> [Task goal]
Where a line holds the word "this", copy that line.

> [The data]
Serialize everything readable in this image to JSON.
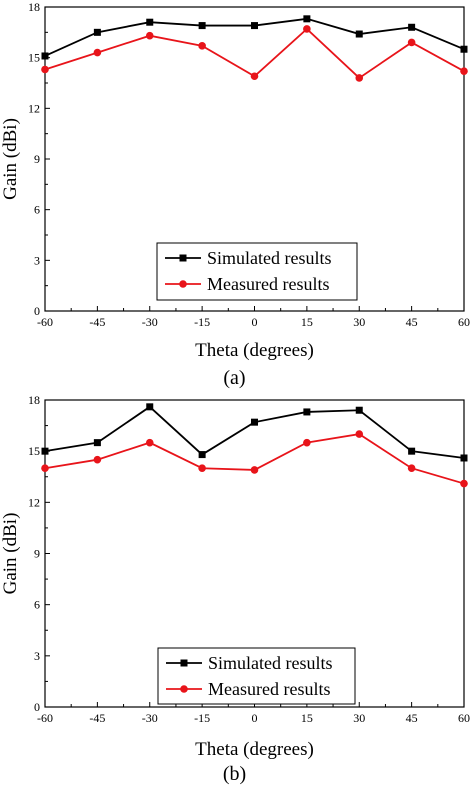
{
  "chart_data": [
    {
      "type": "line",
      "panel_label": "(a)",
      "xlabel": "Theta (degrees)",
      "ylabel": "Gain (dBi)",
      "x": [
        -60,
        -45,
        -30,
        -15,
        0,
        15,
        30,
        45,
        60
      ],
      "x_tick_labels": [
        "-60",
        "-45",
        "-30",
        "-15",
        "0",
        "15",
        "30",
        "45",
        "60"
      ],
      "y_tick_labels": [
        "0",
        "3",
        "6",
        "9",
        "12",
        "15",
        "18"
      ],
      "xlim": [
        -60,
        60
      ],
      "ylim": [
        0,
        18
      ],
      "grid": false,
      "legend_position": "lower-center",
      "series": [
        {
          "name": "Simulated results",
          "color": "#000000",
          "marker": "square",
          "values": [
            15.1,
            16.5,
            17.1,
            16.9,
            16.9,
            17.3,
            16.4,
            16.8,
            15.5
          ]
        },
        {
          "name": "Measured results",
          "color": "#e8141a",
          "marker": "circle",
          "values": [
            14.3,
            15.3,
            16.3,
            15.7,
            13.9,
            16.7,
            13.8,
            15.9,
            14.2
          ]
        }
      ]
    },
    {
      "type": "line",
      "panel_label": "(b)",
      "xlabel": "Theta (degrees)",
      "ylabel": "Gain (dBi)",
      "x": [
        -60,
        -45,
        -30,
        -15,
        0,
        15,
        30,
        45,
        60
      ],
      "x_tick_labels": [
        "-60",
        "-45",
        "-30",
        "-15",
        "0",
        "15",
        "30",
        "45",
        "60"
      ],
      "y_tick_labels": [
        "0",
        "3",
        "6",
        "9",
        "12",
        "15",
        "18"
      ],
      "xlim": [
        -60,
        60
      ],
      "ylim": [
        0,
        18
      ],
      "grid": false,
      "legend_position": "lower-center",
      "series": [
        {
          "name": "Simulated results",
          "color": "#000000",
          "marker": "square",
          "values": [
            15.0,
            15.5,
            17.6,
            14.8,
            16.7,
            17.3,
            17.4,
            15.0,
            14.6
          ]
        },
        {
          "name": "Measured results",
          "color": "#e8141a",
          "marker": "circle",
          "values": [
            14.0,
            14.5,
            15.5,
            14.0,
            13.9,
            15.5,
            16.0,
            14.0,
            13.1
          ]
        }
      ]
    }
  ]
}
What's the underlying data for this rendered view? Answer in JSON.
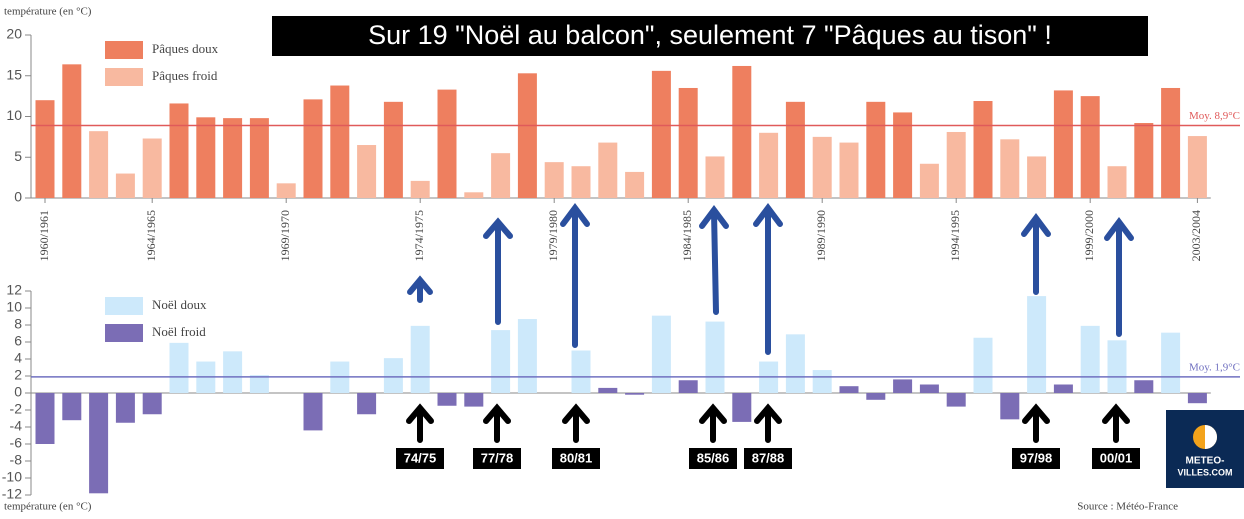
{
  "header": {
    "title": "Sur 19 \"Noël au balcon\", seulement 7 \"Pâques au tison\" !"
  },
  "annotations": [
    "74/75",
    "77/78",
    "80/81",
    "85/86",
    "87/88",
    "97/98",
    "00/01"
  ],
  "source": "Source : Météo-France",
  "logo": [
    "METEO-",
    "VILLES.COM"
  ],
  "chart_data": [
    {
      "type": "bar",
      "ylabel": "température (en °C)",
      "categories": [
        "1960/1961",
        null,
        null,
        null,
        "1964/1965",
        null,
        null,
        null,
        null,
        "1969/1970",
        null,
        null,
        null,
        null,
        "1974/1975",
        null,
        null,
        null,
        null,
        "1979/1980",
        null,
        null,
        null,
        null,
        "1984/1985",
        null,
        null,
        null,
        null,
        "1989/1990",
        null,
        null,
        null,
        null,
        "1994/1995",
        null,
        null,
        null,
        null,
        "1999/2000",
        null,
        null,
        null,
        "2003/2004"
      ],
      "series": [
        {
          "name": "Pâques doux",
          "color": "#ee7f5f",
          "values": [
            12,
            16.4,
            null,
            null,
            null,
            11.6,
            9.9,
            9.8,
            9.8,
            null,
            12.1,
            13.8,
            null,
            11.8,
            null,
            13.3,
            null,
            null,
            15.3,
            null,
            null,
            null,
            null,
            15.6,
            13.5,
            null,
            16.2,
            null,
            11.8,
            null,
            null,
            11.8,
            10.5,
            null,
            null,
            11.9,
            null,
            null,
            13.2,
            12.5,
            null,
            9.2,
            13.5,
            null
          ]
        },
        {
          "name": "Pâques froid",
          "color": "#f8b9a0",
          "values": [
            null,
            null,
            8.2,
            3,
            7.3,
            null,
            null,
            null,
            null,
            1.8,
            null,
            null,
            6.5,
            null,
            2.1,
            null,
            0.7,
            5.5,
            null,
            4.4,
            3.9,
            6.8,
            3.2,
            null,
            null,
            5.1,
            null,
            8,
            null,
            7.5,
            6.8,
            null,
            null,
            4.2,
            8.1,
            null,
            7.2,
            5.1,
            null,
            null,
            3.9,
            null,
            null,
            7.6
          ]
        }
      ],
      "mean": {
        "value": 8.9,
        "label": "Moy. 8,9°C",
        "color": "#e05a5a"
      },
      "ylim": [
        0,
        20
      ],
      "yticks": [
        0,
        5,
        10,
        15,
        20
      ]
    },
    {
      "type": "bar",
      "ylabel": "température (en °C)",
      "series": [
        {
          "name": "Noël doux",
          "color": "#cde9fb",
          "values": [
            null,
            null,
            null,
            null,
            null,
            5.9,
            3.7,
            4.9,
            2.1,
            null,
            null,
            3.7,
            null,
            4.1,
            7.9,
            null,
            null,
            7.4,
            8.7,
            null,
            5,
            null,
            null,
            9.1,
            null,
            8.4,
            null,
            3.7,
            6.9,
            2.7,
            null,
            null,
            null,
            null,
            null,
            6.5,
            null,
            11.4,
            null,
            7.9,
            6.2,
            null,
            7.1,
            null
          ]
        },
        {
          "name": "Noël froid",
          "color": "#7b6db5",
          "values": [
            -6,
            -3.2,
            -11.8,
            -3.5,
            -2.5,
            null,
            null,
            null,
            null,
            null,
            -4.4,
            null,
            -2.5,
            null,
            null,
            -1.5,
            -1.6,
            null,
            null,
            null,
            null,
            0.6,
            -0.2,
            null,
            1.5,
            null,
            -3.4,
            null,
            null,
            null,
            0.8,
            -0.8,
            1.6,
            1,
            -1.6,
            null,
            -3.1,
            null,
            1,
            null,
            null,
            1.5,
            null,
            -1.2
          ]
        }
      ],
      "mean": {
        "value": 1.9,
        "label": "Moy. 1,9°C",
        "color": "#7070c0"
      },
      "ylim": [
        -12,
        12
      ],
      "yticks": [
        -12,
        -10,
        -8,
        -6,
        -4,
        -2,
        0,
        2,
        4,
        6,
        8,
        10,
        12
      ]
    }
  ]
}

> [Exercise output]
Serialize everything readable in this image to JSON.
What's the underlying data for this rendered view? Answer in JSON.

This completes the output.